## Passage
# Audis in the Park 2010



## cal1470 (Feb 2, 2008)

Ok, if this is not enough notice for you all then I don't know what is!

The date is set and the venue is booked!

Sunday 8th August 2010 @ Wicksteed Park, Kettering!

I am in the process off updating the website so please keep checking back.

http://www.audisinthepark.co.uk

Please make this a sticky Admin peeps!


----------



## VSPURS (Aug 31, 2008)

Gutted to have missed this years event so will hope that the car is running next year.

Its in my diary already!

:roll:


----------



## jammyd (Oct 11, 2008)

cal1470 said:


> Ok, if this is not enough notice for you all then I don't know what is!
> 
> The date is set and the venue is booked!
> 
> ...


Not sure if you have given enough of a heads up... how about a date for the 2011 and 2012 one's? :roll:


----------



## cal1470 (Feb 2, 2008)

lol...well last time i got bitch slapped for not giving enough notice!....now im bitch slapped for giving too much...lol :lol:


----------



## bigsyd (Jul 9, 2008)

was a cracking day, will be there


----------



## jammyd (Oct 11, 2008)

cal1470 said:


> lol...well last time i got bitch slapped for not giving enough notice!....now im bitch slapped for giving too much...lol :lol:


good planning fella... get us sorted a good spot, I reckon we could out do our ADI turn out


----------



## YELLOW_TT (Feb 25, 2004)

Hope I can make this one 2008 mate


----------



## Redscouse (Sep 30, 2008)

Was a good show this one, shame we didnt have a better turn out as some didnt show, also i think we had an average spot as we had R8s parking in our places :lol:


----------



## bozzy96 (May 26, 2009)

The only reason the R8's parked with us is because they tried to hide the fact that they had a shamless amount of money to waste on a car and thought they would be better trying to blend in with us !!! I'd still buy one though !!!!!! ha ha !! :lol: :lol: :lol: :lol: :lol: :lol: :lol: :lol:

ROLL ON THE NEXT AUDI'S IN THE PARK !!!!!!!


----------



## robokn (Feb 21, 2006)

Sorry I wont be attending this debacle [smiley=argue.gif]


----------



## bozzy96 (May 26, 2009)

well thanks for popping by !!!!! :x :x :x :x


----------



## brucey1985 (Nov 21, 2009)

Def up for this one and the missus is too...

## Tasks to complete
A: From the Audis in the Park thread, return everything from "Sunday 8th August" down to "sticky Admin peeps!".
B: Translate this sentence from the Audis in the Park thread into Spanish: "The date is set and the venue is booked!"
C: Continue the Audis in the Park forum thread from its final post onward.

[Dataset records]

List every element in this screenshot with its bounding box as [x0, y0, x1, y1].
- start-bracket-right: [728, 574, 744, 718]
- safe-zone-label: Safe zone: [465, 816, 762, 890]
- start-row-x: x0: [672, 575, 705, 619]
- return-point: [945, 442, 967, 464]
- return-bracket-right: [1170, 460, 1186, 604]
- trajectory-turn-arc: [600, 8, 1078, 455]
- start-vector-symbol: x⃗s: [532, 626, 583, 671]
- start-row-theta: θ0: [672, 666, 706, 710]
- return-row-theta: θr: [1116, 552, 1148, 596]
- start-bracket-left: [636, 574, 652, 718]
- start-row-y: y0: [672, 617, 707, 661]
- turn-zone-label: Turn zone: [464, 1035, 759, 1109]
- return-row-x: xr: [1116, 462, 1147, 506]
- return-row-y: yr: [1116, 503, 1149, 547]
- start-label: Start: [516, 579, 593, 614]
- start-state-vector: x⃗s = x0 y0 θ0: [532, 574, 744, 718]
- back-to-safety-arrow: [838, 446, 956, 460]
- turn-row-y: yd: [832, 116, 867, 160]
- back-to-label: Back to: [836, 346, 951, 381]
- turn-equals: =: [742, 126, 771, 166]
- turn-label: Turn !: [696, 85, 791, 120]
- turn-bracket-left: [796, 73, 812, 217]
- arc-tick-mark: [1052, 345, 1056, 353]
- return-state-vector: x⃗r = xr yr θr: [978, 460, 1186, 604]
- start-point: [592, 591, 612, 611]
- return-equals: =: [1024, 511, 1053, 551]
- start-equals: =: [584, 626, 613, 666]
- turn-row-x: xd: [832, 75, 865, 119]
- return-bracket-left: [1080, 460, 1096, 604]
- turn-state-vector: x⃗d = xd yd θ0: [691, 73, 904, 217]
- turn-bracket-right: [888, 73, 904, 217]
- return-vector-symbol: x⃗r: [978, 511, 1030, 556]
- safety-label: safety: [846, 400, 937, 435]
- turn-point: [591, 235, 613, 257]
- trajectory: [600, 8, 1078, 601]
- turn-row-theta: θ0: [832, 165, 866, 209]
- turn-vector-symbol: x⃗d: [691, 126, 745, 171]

## Expected results
A:
Sunday 8th August 2010 @ Wicksteed Park, Kettering!

I am in the process off updating the website so please keep checking back.

http://www.audisinthepark.co.uk

Please make this a sticky Admin peeps!

B: ¡La fecha está fijada y el lugar está reservado!

C:
Hopefully have a few Mods by then

Brucey


----------



## DAZTTC (May 20, 2005)

Will have to do this one. 

DAZ


----------



## Wallsendmag (Feb 12, 2004)

Still think it's a long way to stand in a field.


----------



## jammyd (Oct 11, 2008)

:roll:


wallsendmag said:


> Still think it's a long way to stand in a field.


 :roll:


----------



## YELLOW_TT (Feb 25, 2004)

wallsendmag said:


> Still think it's a long way to stand in a field.


Could take a chair mate :lol:


----------



## VSPURS (Aug 31, 2008)

YELLOW_TT said:


> wallsendmag said:
> 
> 
> > Still think it's a long way to stand in a field.
> ...


Lol!
:lol:


----------



## robokn (Feb 21, 2006)

wallsendmag said:


> Still think it's a long way to stand in a field.


Filled with overflowing bins with a side order of wasps


----------



## barton TT (Nov 13, 2004)

robokn said:


> wallsendmag said:
> 
> 
> > Still think it's a long way to stand in a field.
> ...


This is my local park your slagging off. :lol:


----------



## robokn (Feb 21, 2006)

Tell me I am wrong then :lol:


----------



## bozzy96 (May 26, 2009)

YOUR'E WRONG !!! there you go !!! :lol: :lol:


----------



## cal1470 (Feb 2, 2008)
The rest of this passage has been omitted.